■ What is expected
Report, as a bare number, how many lines hold "rainfall".
▶
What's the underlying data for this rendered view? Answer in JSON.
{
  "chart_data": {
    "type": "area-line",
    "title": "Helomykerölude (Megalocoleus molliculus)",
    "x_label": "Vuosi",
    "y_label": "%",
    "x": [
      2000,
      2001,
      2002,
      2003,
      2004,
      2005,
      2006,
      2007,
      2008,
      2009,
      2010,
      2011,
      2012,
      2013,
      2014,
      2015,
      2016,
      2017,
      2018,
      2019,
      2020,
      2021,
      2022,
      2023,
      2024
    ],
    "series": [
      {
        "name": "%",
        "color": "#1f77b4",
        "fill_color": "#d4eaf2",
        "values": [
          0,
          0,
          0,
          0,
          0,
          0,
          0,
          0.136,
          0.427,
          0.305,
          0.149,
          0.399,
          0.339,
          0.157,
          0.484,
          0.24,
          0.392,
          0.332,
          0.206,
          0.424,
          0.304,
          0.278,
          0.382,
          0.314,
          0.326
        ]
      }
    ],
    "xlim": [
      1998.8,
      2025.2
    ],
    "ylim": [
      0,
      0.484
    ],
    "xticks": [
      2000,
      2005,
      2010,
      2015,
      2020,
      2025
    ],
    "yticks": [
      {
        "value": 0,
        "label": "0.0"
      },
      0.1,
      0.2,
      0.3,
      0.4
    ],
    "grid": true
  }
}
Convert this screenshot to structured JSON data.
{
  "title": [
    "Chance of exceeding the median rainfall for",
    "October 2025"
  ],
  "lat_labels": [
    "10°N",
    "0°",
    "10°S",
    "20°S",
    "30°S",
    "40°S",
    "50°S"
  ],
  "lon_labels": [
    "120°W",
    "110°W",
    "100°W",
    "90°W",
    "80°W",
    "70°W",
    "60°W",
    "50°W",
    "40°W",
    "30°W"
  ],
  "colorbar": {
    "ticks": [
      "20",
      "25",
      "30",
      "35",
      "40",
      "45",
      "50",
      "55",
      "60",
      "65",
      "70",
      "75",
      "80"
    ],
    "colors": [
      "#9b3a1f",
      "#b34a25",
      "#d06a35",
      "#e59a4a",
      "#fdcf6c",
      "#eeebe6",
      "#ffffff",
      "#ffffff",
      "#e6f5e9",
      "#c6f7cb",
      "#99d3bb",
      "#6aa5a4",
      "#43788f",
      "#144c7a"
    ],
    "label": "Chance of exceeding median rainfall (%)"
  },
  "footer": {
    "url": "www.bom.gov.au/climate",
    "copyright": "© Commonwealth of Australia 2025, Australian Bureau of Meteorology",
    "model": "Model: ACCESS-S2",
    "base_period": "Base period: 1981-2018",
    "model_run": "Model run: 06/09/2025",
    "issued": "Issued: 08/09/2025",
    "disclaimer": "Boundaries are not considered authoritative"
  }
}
◀
■ In response
2